## Stated exercise
Convert the lines below into a JSON list of strings, one string per line, skipping blank lines and leaving out the pictures.

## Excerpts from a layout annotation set
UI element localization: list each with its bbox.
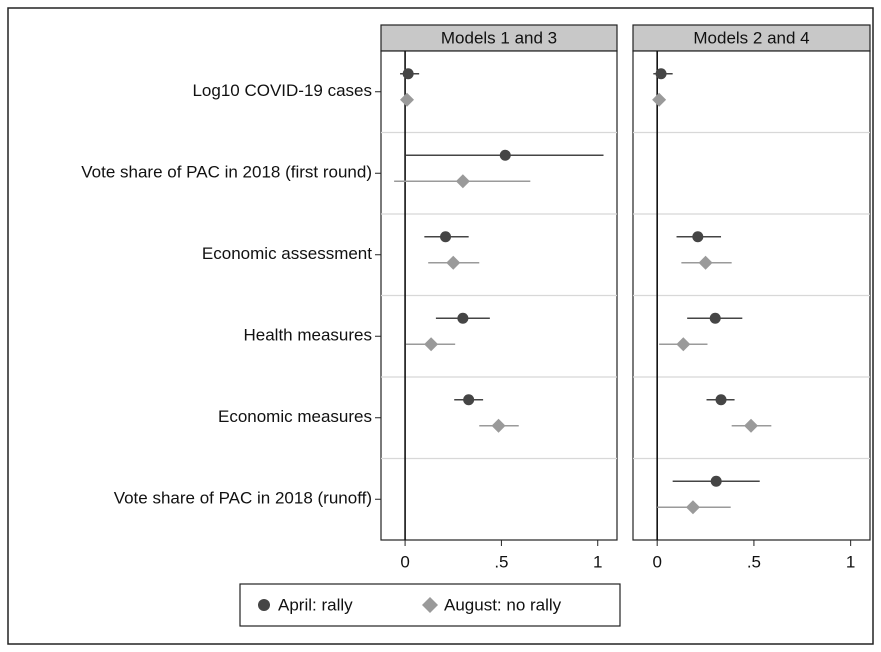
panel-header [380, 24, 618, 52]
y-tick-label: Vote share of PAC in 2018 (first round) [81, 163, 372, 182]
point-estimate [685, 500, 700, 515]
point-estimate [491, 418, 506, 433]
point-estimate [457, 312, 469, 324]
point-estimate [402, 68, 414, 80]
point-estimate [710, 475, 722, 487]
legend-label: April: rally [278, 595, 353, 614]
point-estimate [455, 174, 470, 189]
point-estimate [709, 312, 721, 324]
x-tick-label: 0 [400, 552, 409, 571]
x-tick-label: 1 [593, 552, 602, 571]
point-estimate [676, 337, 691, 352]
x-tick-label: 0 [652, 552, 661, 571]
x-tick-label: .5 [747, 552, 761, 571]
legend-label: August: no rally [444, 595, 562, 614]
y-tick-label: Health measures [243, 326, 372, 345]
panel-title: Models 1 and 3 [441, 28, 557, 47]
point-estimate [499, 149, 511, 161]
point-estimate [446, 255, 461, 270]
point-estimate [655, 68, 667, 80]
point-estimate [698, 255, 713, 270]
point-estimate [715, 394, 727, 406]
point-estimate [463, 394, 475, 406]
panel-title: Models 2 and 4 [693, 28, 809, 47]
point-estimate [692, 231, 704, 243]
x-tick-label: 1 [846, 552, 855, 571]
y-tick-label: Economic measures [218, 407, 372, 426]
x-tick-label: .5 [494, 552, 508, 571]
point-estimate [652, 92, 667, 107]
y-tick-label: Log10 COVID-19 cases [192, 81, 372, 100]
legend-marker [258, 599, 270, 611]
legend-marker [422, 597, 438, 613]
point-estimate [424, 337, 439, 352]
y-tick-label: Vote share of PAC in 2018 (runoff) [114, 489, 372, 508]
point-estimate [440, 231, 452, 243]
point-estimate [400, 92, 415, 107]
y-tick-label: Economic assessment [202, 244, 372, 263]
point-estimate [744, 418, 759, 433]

## Task output
[
  "UI element localization: list each with its bbox.",
  "panel-header [380, 24, 618, 52]",
  "y-tick-label: Vote share of PAC in 2018 (first round) [81, 163, 372, 182]",
  "point-estimate [685, 500, 700, 515]",
  "point-estimate [491, 418, 506, 433]",
  "point-estimate [457, 312, 469, 324]",
  "point-estimate [402, 68, 414, 80]",
  "point-estimate [710, 475, 722, 487]",
  "legend-label: April: rally [278, 595, 353, 614]",
  "point-estimate [455, 174, 470, 189]",
  "point-estimate [709, 312, 721, 324]",
  "x-tick-label: 0 [400, 552, 409, 571]",
  "x-tick-label: 1 [593, 552, 602, 571]",
  "point-estimate [676, 337, 691, 352]",
  "x-tick-label: 0 [652, 552, 661, 571]",
  "x-tick-label: .5 [747, 552, 761, 571]",
  "legend-label: August: no rally [444, 595, 562, 614]",
  "y-tick-label: Health measures [243, 326, 372, 345]",
  "panel-title: Models 1 and 3 [441, 28, 557, 47]",
  "point-estimate [499, 149, 511, 161]",
  "point-estimate [446, 255, 461, 270]",
  "point-estimate [655, 68, 667, 80]",
  "point-estimate [698, 255, 713, 270]",
  "point-estimate [715, 394, 727, 406]",
  "point-estimate [463, 394, 475, 406]",
  "panel-title: Models 2 and 4 [693, 28, 809, 47]",
  "point-estimate [692, 231, 704, 243]",
  "x-tick-label: 1 [846, 552, 855, 571]",
  "y-tick-label: Economic measures [218, 407, 372, 426]",
  "x-tick-label: .5 [494, 552, 508, 571]",
  "point-estimate [652, 92, 667, 107]",
  "y-tick-label: Log10 COVID-19 cases [192, 81, 372, 100]",
  "legend-marker [258, 599, 270, 611]",
  "legend-marker [422, 597, 438, 613]",
  "point-estimate [424, 337, 439, 352]",
  "y-tick-label: Vote share of PAC in 2018 (runoff) [114, 489, 372, 508]",
  "point-estimate [440, 231, 452, 243]",
  "point-estimate [400, 92, 415, 107]",
  "y-tick-label: Economic assessment [202, 244, 372, 263]",
  "point-estimate [744, 418, 759, 433]"
]